▶ **FONTE**:
__________

Torniamo a quest’idea della scuola come Hub di innovazione: come aprirsi di più al territorio?

“Il primo anno dopo il diploma all’ITE Tosi di Busto Arsizio, insieme ad altri ex rappresentanti di istituto abbiamo chiesto la possibilità di usare gli spazi scolastici dalle 17 alle 23 per le ripetizioni e per attività sportive. In questo modo, in due mesi abbiamo portato a scuola - in orari in cui altrimenti sarebbe stata chiusa - più di 250 ragazzi e le loro famiglie, con lezioni e biblioteca per i primi e corsi di fitness e yoga per i genitori.

Questo ha migliorato il rapporto tra la scuola, genitori e studenti, e il risultato è stato una riduzione del tasso di abbandono scolastico del 14% in un solo anno. Non a caso circa tre tre anni dopo il nostro progetto sperimentale è inserito tra le best practice del MIUR contro la dispersione scolastica”.

Si tratta di un modello più diffuso all’estero e ancora poco da noi. Perché?

__________

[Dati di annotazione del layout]
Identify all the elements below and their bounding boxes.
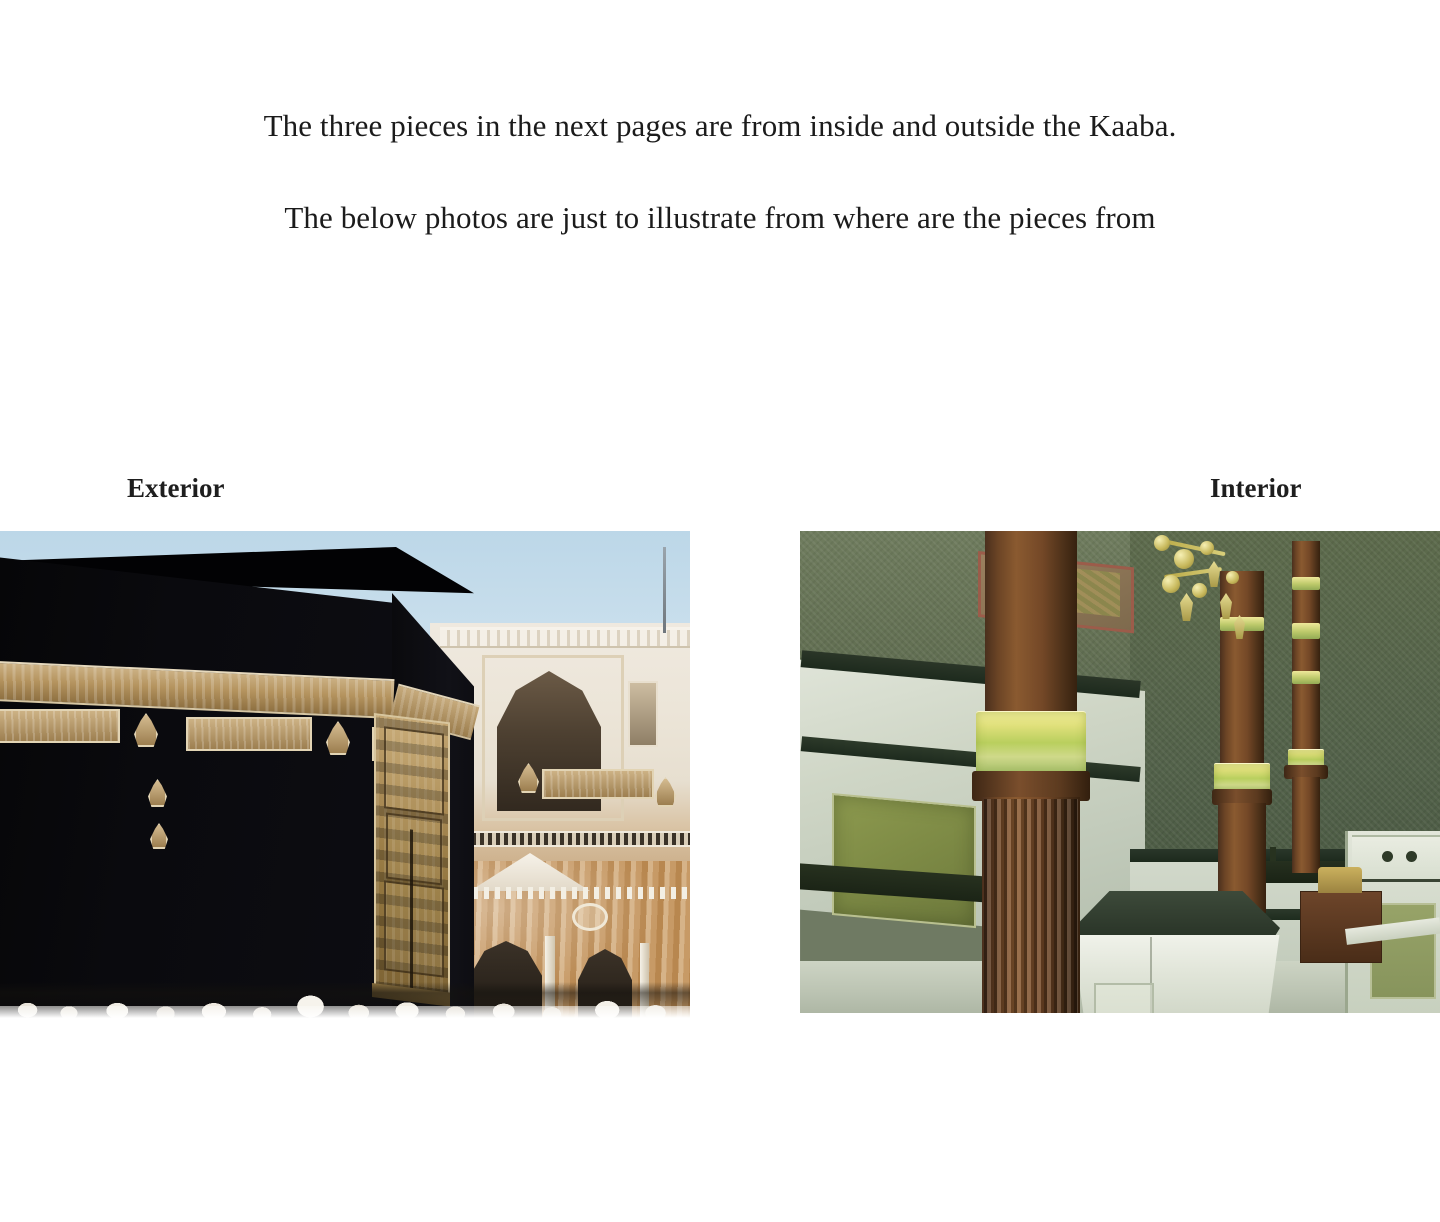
door-panel	[384, 880, 444, 977]
lamp-drop	[1180, 593, 1193, 621]
column-main	[985, 531, 1077, 727]
wall-niche-roundel	[1382, 851, 1393, 862]
lamp-drop	[1220, 593, 1232, 619]
olive-marble-panel	[832, 793, 976, 928]
column-far-ring	[1292, 671, 1320, 684]
lamp-ball	[1162, 575, 1180, 593]
mataf-floor	[0, 1006, 690, 1018]
wall-niche-roundel	[1406, 851, 1417, 862]
kaaba-front-face	[0, 557, 396, 1018]
arcade-medallion	[572, 903, 608, 931]
door-center-seam	[410, 829, 413, 995]
kiswah-cartouche	[0, 709, 120, 743]
door-panel	[384, 726, 444, 815]
kiswah-cartouche	[186, 717, 312, 751]
column-far-ring	[1292, 577, 1320, 590]
kaaba-golden-door	[374, 713, 450, 1002]
lamp-drop	[1208, 561, 1220, 587]
caption-exterior: Exterior	[127, 473, 224, 504]
hanging-lamp	[1152, 531, 1272, 661]
photo-kaaba-interior	[800, 531, 1440, 1013]
lamp-ball	[1154, 535, 1170, 551]
lamp-ball	[1174, 549, 1194, 569]
lamp-ball	[1192, 583, 1207, 598]
mosque-window	[628, 681, 658, 747]
corner-pedestal-cap	[1318, 867, 1362, 893]
lamp-ball	[1226, 571, 1239, 584]
mosque-mast	[663, 547, 666, 633]
lamp-ball	[1200, 541, 1214, 555]
door-panel	[386, 812, 442, 885]
intro-line-2: The below photos are just to illustrate …	[0, 200, 1440, 236]
lamp-drop	[1234, 615, 1245, 639]
platform-recess	[1094, 983, 1154, 1013]
wall-niche-header	[1352, 835, 1440, 882]
photo-kaaba-exterior	[0, 531, 690, 1018]
column-main-collar	[976, 711, 1086, 777]
intro-line-1: The three pieces in the next pages are f…	[0, 108, 1440, 144]
column-far-ring	[1292, 623, 1320, 639]
column-far	[1292, 541, 1320, 756]
kiswah-cartouche	[542, 769, 654, 799]
mosque-parapet	[440, 627, 690, 648]
caption-interior: Interior	[1210, 473, 1301, 504]
column-main-fluting	[984, 799, 1078, 1013]
column-far-shaft	[1292, 777, 1320, 873]
canopy-fringe	[440, 887, 690, 899]
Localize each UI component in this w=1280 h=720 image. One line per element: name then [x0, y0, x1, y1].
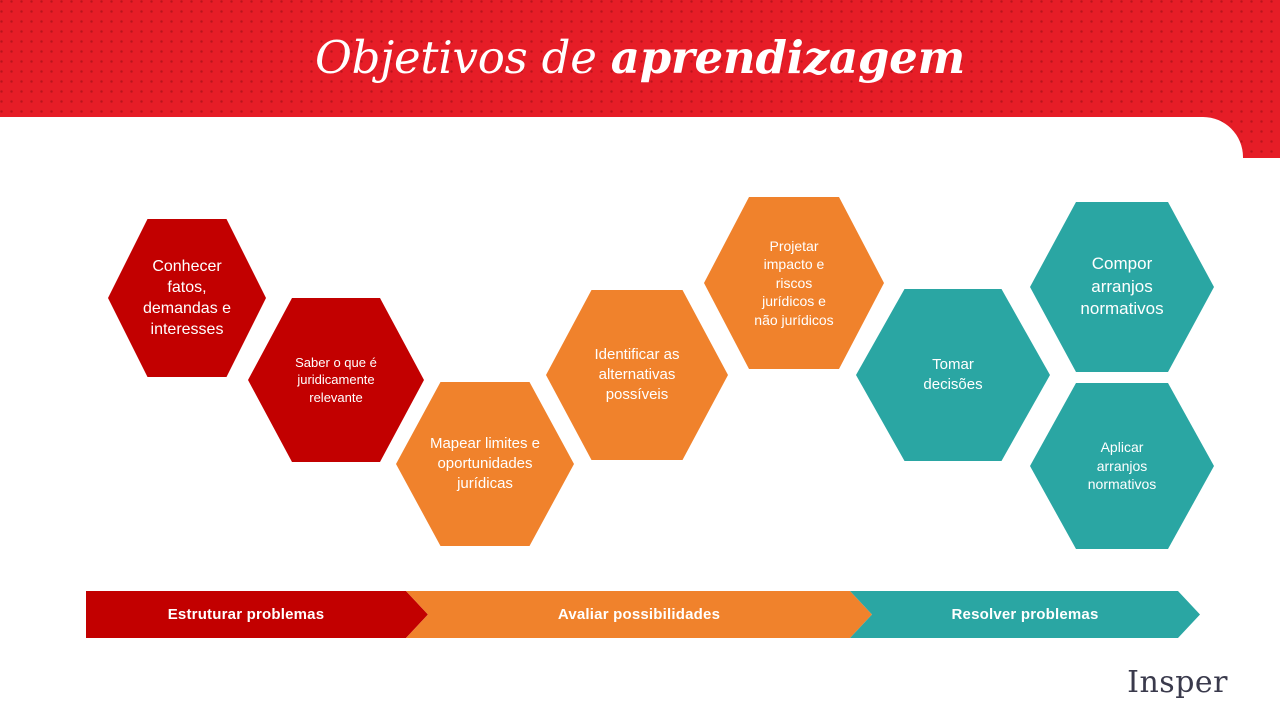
hexagon-label: Aplicar arranjos normativos	[1054, 438, 1190, 493]
hexagon-label: Saber o que é juridicamente relevante	[271, 354, 401, 405]
hexagon-label: Identificar as alternativas possíveis	[570, 345, 705, 404]
chevron-resolver-problemas[interactable]: Resolver problemas	[850, 591, 1200, 638]
hexagon-projetar-impacto-riscos[interactable]: Projetar impacto e riscos jurídicos e nã…	[704, 197, 884, 369]
hexagon-label: Mapear limites e oportunidades jurídicas	[419, 434, 551, 493]
hexagon-label: Projetar impacto e riscos jurídicos e nã…	[727, 237, 860, 329]
hexagon-compor-arranjos[interactable]: Compor arranjos normativos	[1030, 202, 1214, 372]
insper-logo: Insper	[1127, 665, 1228, 700]
hexagon-mapear-limites[interactable]: Mapear limites e oportunidades jurídicas	[396, 382, 574, 546]
process-chevron-bar: Estruturar problemas Avaliar possibilida…	[86, 591, 1200, 638]
chevron-label: Estruturar problemas	[168, 606, 325, 623]
slide-canvas: Objetivos de aprendizagem Conhecer fatos…	[0, 0, 1280, 720]
hexagon-label: Compor arranjos normativos	[1054, 253, 1190, 320]
chevron-label: Resolver problemas	[952, 606, 1099, 623]
hexagon-aplicar-arranjos[interactable]: Aplicar arranjos normativos	[1030, 383, 1214, 549]
chevron-label: Avaliar possibilidades	[558, 606, 720, 623]
hexagon-saber-juridicamente-relevante[interactable]: Saber o que é juridicamente relevante	[248, 298, 424, 462]
hexagon-conhecer-fatos[interactable]: Conhecer fatos, demandas e interesses	[108, 219, 266, 377]
chevron-avaliar-possibilidades[interactable]: Avaliar possibilidades	[406, 591, 872, 638]
hexagon-label: Conhecer fatos, demandas e interesses	[129, 256, 246, 340]
chevron-estruturar-problemas[interactable]: Estruturar problemas	[86, 591, 428, 638]
hexagon-label: Tomar decisões	[881, 355, 1025, 395]
hexagon-identificar-alternativas[interactable]: Identificar as alternativas possíveis	[546, 290, 728, 460]
hexagon-tomar-decisoes[interactable]: Tomar decisões	[856, 289, 1050, 461]
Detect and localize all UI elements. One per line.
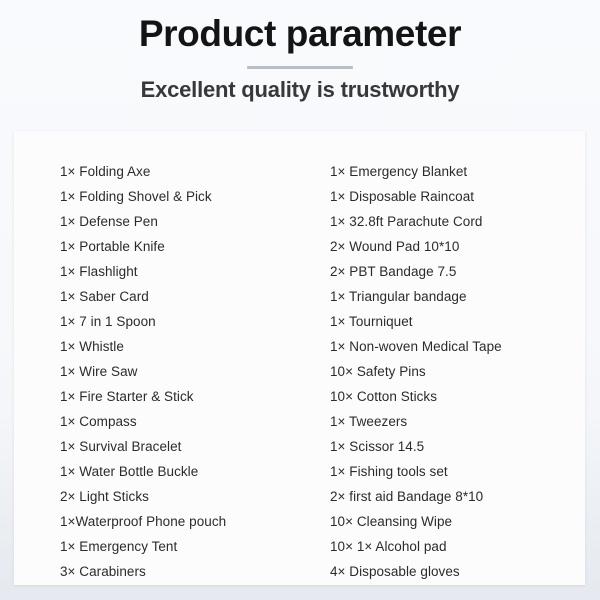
spec-list-item: 1× Emergency Tent — [60, 534, 330, 559]
page-subtitle: Excellent quality is trustworthy — [0, 77, 600, 103]
spec-card: 1× Folding Axe1× Folding Shovel & Pick1×… — [14, 131, 585, 585]
product-parameter-page: Product parameter Excellent quality is t… — [0, 0, 600, 600]
spec-list-item: 1× Disposable Raincoat — [330, 184, 585, 209]
spec-column-right: 1× Emergency Blanket1× Disposable Rainco… — [330, 131, 585, 585]
spec-list-item: 1× Folding Axe — [60, 159, 330, 184]
spec-list-item: 1× Whistle — [60, 334, 330, 359]
spec-list-item: 2× Light Sticks — [60, 484, 330, 509]
spec-list-item: 10× Cleansing Wipe — [330, 509, 585, 534]
spec-list-item: 1× Emergency Blanket — [330, 159, 585, 184]
spec-list-item: 1× Wire Saw — [60, 359, 330, 384]
spec-list-item: 4× Disposable gloves — [330, 559, 585, 584]
spec-list-item: 1× Non-woven Medical Tape — [330, 334, 585, 359]
spec-list-item: 1× Folding Shovel & Pick — [60, 184, 330, 209]
spec-list-item: 1× Fire Starter & Stick — [60, 384, 330, 409]
spec-list-item: 3× Carabiners — [60, 559, 330, 584]
spec-column-left: 1× Folding Axe1× Folding Shovel & Pick1×… — [14, 131, 330, 585]
spec-list-item: 1× Water Bottle Buckle — [60, 459, 330, 484]
spec-list-item: 1× 7 in 1 Spoon — [60, 309, 330, 334]
spec-list-item: 1× 32.8ft Parachute Cord — [330, 209, 585, 234]
spec-list-item: 2× PBT Bandage 7.5 — [330, 259, 585, 284]
spec-list-item: 1×Waterproof Phone pouch — [60, 509, 330, 534]
spec-list-item: 1× Portable Knife — [60, 234, 330, 259]
spec-list-item: 10× Safety Pins — [330, 359, 585, 384]
spec-list-item: 1× Scissor 14.5 — [330, 434, 585, 459]
spec-list-item: 10× Cotton Sticks — [330, 384, 585, 409]
spec-list-item: 1× Survival Bracelet — [60, 434, 330, 459]
page-title: Product parameter — [0, 14, 600, 55]
spec-list-item: 1× Fishing tools set — [330, 459, 585, 484]
spec-columns: 1× Folding Axe1× Folding Shovel & Pick1×… — [14, 131, 585, 585]
spec-list-item: 1× Saber Card — [60, 284, 330, 309]
spec-list-item: 1× Tourniquet — [330, 309, 585, 334]
title-divider — [247, 66, 353, 69]
spec-list-item: 2× Wound Pad 10*10 — [330, 234, 585, 259]
spec-list-item: 1× Flashlight — [60, 259, 330, 284]
spec-list-left: 1× Folding Axe1× Folding Shovel & Pick1×… — [60, 159, 330, 584]
spec-list-item: 2× first aid Bandage 8*10 — [330, 484, 585, 509]
spec-list-item: 1× Tweezers — [330, 409, 585, 434]
page-header: Product parameter Excellent quality is t… — [0, 0, 600, 103]
spec-list-item: 1× Compass — [60, 409, 330, 434]
spec-list-item: 1× Defense Pen — [60, 209, 330, 234]
spec-list-item: 1× Triangular bandage — [330, 284, 585, 309]
spec-list-right: 1× Emergency Blanket1× Disposable Rainco… — [330, 159, 585, 584]
spec-list-item: 10× 1× Alcohol pad — [330, 534, 585, 559]
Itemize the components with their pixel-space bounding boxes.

__________

▶ **ELENCO CONSEGNE**:
(a) Trascrivi come elenco numerato, senza righe vuote, le righe dei record comprese tra quella che contiene "hexagon-label: Aplicar arranjos" e quella che contiene "665, 1228, 700]", entrambe incluse.
(b) Come potrebbe proseguire il testo sulla scuola come hub di innovazione aperto al territorio? Scrivi il seguito a partire dal punto in cui si ferma.

▶ **SOLUZIONI**:
(a)
1. hexagon-label: Aplicar arranjos normativos	[1054, 438, 1190, 493]
2. hexagon-label: Saber o que é juridicamente relevante	[271, 354, 401, 405]
3. hexagon-label: Identificar as alternativas possíveis	[570, 345, 705, 404]
4. chevron-resolver-problemas[interactable]: Resolver problemas	[850, 591, 1200, 638]
5. hexagon-projetar-impacto-riscos[interactable]: Projetar impacto e riscos jurídicos e nã…	[704, 197, 884, 369]
6. hexagon-label: Mapear limites e oportunidades jurídicas	[419, 434, 551, 493]
7. hexagon-label: Projetar impacto e riscos jurídicos e nã…	[727, 237, 860, 329]
8. hexagon-compor-arranjos[interactable]: Compor arranjos normativos	[1030, 202, 1214, 372]
9. insper-logo: Insper	[1127, 665, 1228, 700]

(b)
“Non penso sia un problema di fondi, né di iniziativa dei singoli. Piuttosto, in Italia prevale un modello sociale del tutto diverso da quello statunitense a cui noi ci ispiravamo. Le attività sportive qui sono gestite quasi sempre da società private: le scuole mettono a disposizione i propri spazi senza però avere in carico la gestione dei corsi. Negli USA invece sono gli stessi istituti scolastici a promuovere lo sport tra gli studenti. È una differenza che rende più difficile fare delle nostre scuole degli Hub a livello di plessi, proprio perché non hanno il completo controllo dei propri spazi, senza contare poi il nodo delle diverse competenze pubbliche sui vari ordini di scuola. Non è un problema insormontabile: occorre però riformare il sistema dalla base, per creare un match tra tutte quelle realtà che fanno innovazione sociale”.